Read through the data and report every line in which the word "this" occurs.

━━━ Information supplied ━━━

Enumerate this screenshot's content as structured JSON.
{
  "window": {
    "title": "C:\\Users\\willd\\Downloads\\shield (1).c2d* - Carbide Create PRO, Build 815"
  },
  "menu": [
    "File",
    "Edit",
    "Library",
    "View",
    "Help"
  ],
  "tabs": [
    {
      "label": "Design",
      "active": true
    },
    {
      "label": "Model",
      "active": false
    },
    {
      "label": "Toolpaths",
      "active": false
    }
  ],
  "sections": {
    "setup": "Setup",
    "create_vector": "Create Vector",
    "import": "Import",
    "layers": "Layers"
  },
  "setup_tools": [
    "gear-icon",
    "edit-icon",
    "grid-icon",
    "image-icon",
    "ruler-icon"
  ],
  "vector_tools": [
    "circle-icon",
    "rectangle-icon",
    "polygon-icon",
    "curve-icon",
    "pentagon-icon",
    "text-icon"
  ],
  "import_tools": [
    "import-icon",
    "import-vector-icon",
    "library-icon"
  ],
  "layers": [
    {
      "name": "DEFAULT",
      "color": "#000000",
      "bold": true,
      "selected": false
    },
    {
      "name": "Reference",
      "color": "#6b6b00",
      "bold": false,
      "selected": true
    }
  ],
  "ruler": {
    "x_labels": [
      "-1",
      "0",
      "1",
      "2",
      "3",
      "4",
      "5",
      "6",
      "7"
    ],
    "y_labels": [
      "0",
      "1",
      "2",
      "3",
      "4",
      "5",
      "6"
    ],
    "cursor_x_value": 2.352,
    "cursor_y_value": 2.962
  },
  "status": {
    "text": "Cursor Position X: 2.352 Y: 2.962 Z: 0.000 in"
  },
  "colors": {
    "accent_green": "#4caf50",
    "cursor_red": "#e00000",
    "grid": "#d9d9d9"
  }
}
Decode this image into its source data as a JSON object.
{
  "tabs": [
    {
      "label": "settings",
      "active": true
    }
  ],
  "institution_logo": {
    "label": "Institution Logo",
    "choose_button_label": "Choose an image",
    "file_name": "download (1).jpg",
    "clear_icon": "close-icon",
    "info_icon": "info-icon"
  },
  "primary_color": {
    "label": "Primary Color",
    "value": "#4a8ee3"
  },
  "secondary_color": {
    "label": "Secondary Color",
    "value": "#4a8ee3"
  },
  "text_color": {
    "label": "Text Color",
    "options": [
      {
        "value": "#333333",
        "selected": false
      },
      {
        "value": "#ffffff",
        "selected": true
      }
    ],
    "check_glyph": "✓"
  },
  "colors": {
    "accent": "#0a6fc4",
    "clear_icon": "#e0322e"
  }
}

━━━
━━━ Information supplied ━━━

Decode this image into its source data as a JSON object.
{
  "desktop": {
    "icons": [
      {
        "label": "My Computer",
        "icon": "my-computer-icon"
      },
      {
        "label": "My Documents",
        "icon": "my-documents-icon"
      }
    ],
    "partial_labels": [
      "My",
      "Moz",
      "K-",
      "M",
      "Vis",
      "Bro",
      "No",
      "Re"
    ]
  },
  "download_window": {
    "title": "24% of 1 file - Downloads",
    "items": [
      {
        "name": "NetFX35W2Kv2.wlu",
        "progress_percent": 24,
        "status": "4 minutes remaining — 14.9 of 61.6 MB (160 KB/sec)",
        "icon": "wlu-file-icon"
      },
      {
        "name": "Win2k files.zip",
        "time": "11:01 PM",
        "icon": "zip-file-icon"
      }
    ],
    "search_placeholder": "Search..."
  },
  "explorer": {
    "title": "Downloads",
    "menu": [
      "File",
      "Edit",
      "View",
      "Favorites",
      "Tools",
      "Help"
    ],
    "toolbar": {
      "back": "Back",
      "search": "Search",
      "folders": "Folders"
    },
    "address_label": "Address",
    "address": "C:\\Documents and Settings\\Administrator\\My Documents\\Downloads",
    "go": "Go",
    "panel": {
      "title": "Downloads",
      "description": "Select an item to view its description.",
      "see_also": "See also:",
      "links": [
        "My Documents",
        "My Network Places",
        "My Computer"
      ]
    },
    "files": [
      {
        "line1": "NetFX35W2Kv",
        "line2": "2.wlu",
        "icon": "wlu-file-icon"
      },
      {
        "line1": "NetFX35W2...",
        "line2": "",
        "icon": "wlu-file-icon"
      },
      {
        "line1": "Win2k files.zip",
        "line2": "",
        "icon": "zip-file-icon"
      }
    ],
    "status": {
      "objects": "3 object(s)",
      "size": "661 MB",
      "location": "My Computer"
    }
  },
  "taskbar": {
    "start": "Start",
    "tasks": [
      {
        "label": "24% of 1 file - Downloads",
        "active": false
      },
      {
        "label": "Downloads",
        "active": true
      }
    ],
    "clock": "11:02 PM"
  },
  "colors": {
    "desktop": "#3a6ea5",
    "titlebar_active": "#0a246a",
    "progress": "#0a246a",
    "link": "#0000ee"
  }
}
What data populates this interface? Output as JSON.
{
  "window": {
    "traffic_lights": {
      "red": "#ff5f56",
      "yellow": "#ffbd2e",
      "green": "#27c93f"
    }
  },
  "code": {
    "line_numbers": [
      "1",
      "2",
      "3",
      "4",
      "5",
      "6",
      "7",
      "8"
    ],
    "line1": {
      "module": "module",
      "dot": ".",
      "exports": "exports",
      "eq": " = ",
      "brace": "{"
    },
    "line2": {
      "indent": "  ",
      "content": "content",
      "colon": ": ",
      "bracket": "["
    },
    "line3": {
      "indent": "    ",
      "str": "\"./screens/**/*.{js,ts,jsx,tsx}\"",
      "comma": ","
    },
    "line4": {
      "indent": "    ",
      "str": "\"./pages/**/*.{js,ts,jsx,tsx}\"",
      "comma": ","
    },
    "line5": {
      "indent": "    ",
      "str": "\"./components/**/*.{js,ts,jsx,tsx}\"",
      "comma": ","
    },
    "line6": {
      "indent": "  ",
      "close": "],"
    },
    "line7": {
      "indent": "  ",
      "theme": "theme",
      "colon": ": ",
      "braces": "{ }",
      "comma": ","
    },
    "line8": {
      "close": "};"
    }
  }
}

━━━
━━━ Information supplied ━━━

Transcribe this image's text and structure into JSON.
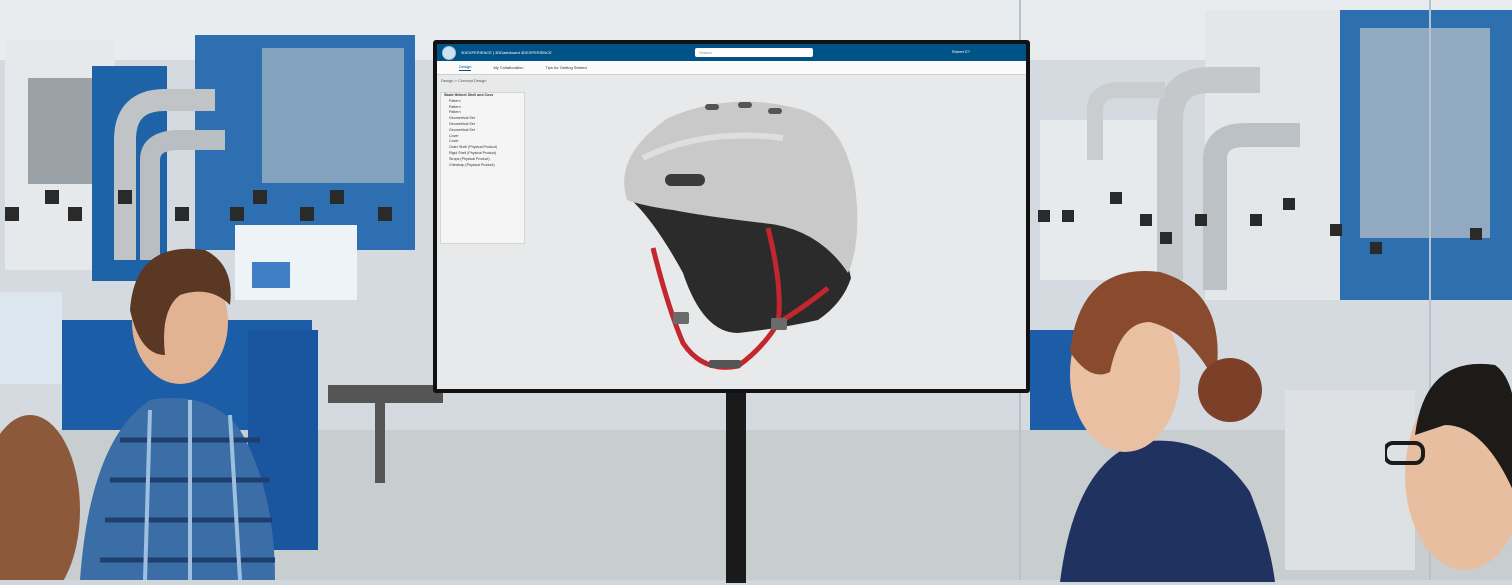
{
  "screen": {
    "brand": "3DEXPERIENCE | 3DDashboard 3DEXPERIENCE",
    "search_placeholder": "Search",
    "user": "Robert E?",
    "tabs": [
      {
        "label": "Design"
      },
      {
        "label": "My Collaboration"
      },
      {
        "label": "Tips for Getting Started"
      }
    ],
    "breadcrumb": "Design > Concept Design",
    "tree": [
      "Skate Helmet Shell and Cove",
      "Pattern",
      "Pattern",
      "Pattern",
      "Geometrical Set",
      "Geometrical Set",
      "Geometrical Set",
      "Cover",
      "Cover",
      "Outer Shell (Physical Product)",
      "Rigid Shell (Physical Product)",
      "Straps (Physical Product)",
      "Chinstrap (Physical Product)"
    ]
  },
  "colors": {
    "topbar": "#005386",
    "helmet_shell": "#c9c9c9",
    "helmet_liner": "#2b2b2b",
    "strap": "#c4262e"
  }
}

━━━

[Final answer]:
Enumerate this screenshot's content as structured JSON.
Decode this image into its source data as a JSON object.
Decode this image into its source data as a JSON object.
What data populates this interface? Output as JSON.
Transcribe this image's text and structure into JSON.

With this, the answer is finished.